Source data:
>> start
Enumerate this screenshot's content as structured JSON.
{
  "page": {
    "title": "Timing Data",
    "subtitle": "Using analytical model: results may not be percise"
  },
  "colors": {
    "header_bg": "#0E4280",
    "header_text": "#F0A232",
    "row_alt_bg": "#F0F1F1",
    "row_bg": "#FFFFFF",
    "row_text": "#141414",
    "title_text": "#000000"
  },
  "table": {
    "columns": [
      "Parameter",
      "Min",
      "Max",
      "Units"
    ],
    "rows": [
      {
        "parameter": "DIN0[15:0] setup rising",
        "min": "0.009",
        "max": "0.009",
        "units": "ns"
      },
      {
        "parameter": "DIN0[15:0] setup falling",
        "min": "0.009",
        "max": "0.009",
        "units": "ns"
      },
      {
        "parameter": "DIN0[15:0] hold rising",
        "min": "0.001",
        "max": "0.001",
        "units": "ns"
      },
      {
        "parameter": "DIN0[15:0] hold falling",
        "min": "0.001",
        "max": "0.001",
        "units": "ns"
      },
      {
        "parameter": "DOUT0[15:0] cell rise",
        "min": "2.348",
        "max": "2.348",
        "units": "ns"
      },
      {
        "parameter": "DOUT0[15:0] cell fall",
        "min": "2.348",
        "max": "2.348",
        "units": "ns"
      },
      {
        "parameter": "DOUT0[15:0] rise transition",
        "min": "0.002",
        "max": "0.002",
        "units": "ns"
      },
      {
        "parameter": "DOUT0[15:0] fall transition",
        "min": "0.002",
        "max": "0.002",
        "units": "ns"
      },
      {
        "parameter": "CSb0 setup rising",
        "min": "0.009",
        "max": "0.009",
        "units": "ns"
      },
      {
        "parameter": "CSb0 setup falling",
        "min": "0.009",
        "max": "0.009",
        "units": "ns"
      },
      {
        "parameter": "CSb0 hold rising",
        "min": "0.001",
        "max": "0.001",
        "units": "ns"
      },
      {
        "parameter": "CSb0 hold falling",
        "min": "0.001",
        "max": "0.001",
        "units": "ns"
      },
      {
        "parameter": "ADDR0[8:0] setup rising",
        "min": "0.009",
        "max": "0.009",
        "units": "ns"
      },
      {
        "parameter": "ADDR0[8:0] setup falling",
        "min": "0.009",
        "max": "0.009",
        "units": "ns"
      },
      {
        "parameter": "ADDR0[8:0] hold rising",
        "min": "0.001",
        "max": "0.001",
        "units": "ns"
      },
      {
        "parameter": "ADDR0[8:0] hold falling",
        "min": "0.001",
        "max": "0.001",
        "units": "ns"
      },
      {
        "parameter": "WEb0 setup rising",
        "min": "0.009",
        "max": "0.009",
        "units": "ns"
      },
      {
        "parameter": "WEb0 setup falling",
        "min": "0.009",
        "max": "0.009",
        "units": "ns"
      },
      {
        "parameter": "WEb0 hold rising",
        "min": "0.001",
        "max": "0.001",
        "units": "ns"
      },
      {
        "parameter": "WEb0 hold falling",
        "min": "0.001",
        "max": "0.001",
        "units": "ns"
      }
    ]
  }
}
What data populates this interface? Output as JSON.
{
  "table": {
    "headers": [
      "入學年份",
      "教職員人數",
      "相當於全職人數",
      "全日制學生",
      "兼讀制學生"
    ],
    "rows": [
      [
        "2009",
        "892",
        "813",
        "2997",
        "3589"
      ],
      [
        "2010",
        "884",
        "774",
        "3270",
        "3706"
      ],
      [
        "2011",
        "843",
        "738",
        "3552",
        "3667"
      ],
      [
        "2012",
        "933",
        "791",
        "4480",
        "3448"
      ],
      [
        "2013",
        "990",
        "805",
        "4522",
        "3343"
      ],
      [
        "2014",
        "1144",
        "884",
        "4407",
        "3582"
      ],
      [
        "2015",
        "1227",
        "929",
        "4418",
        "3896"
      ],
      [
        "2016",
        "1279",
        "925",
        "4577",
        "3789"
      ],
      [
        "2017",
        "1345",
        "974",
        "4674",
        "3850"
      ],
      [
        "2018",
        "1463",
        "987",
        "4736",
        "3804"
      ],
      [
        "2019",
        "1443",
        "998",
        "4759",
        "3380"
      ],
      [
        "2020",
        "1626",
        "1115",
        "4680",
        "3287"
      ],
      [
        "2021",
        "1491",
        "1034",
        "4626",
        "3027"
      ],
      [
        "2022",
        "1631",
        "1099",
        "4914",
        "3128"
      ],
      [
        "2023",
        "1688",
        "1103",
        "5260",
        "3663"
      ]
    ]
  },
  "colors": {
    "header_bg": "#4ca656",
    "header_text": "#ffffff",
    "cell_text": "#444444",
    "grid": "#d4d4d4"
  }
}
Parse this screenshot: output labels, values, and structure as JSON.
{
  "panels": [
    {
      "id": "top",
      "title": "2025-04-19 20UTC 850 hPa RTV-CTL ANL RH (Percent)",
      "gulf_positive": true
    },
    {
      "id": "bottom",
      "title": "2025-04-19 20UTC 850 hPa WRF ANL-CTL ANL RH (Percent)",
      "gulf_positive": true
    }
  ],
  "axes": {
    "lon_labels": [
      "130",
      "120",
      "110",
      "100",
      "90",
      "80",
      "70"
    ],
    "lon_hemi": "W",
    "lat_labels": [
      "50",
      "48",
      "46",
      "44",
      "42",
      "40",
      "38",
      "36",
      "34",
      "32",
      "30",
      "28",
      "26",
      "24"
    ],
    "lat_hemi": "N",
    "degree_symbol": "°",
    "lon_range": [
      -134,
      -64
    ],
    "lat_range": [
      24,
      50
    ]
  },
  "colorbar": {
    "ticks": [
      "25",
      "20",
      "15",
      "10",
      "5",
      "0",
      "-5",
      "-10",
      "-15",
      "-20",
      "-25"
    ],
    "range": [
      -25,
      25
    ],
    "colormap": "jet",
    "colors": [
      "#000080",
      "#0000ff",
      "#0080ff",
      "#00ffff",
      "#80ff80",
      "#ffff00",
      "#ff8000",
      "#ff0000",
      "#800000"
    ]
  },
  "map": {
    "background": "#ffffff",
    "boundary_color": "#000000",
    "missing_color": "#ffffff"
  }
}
>> end
Using the listing above, locate the lines that hold "screenshot" and copy each one.

Enumerate this screenshot's content as structured JSON.
Parse this screenshot: output labels, values, and structure as JSON.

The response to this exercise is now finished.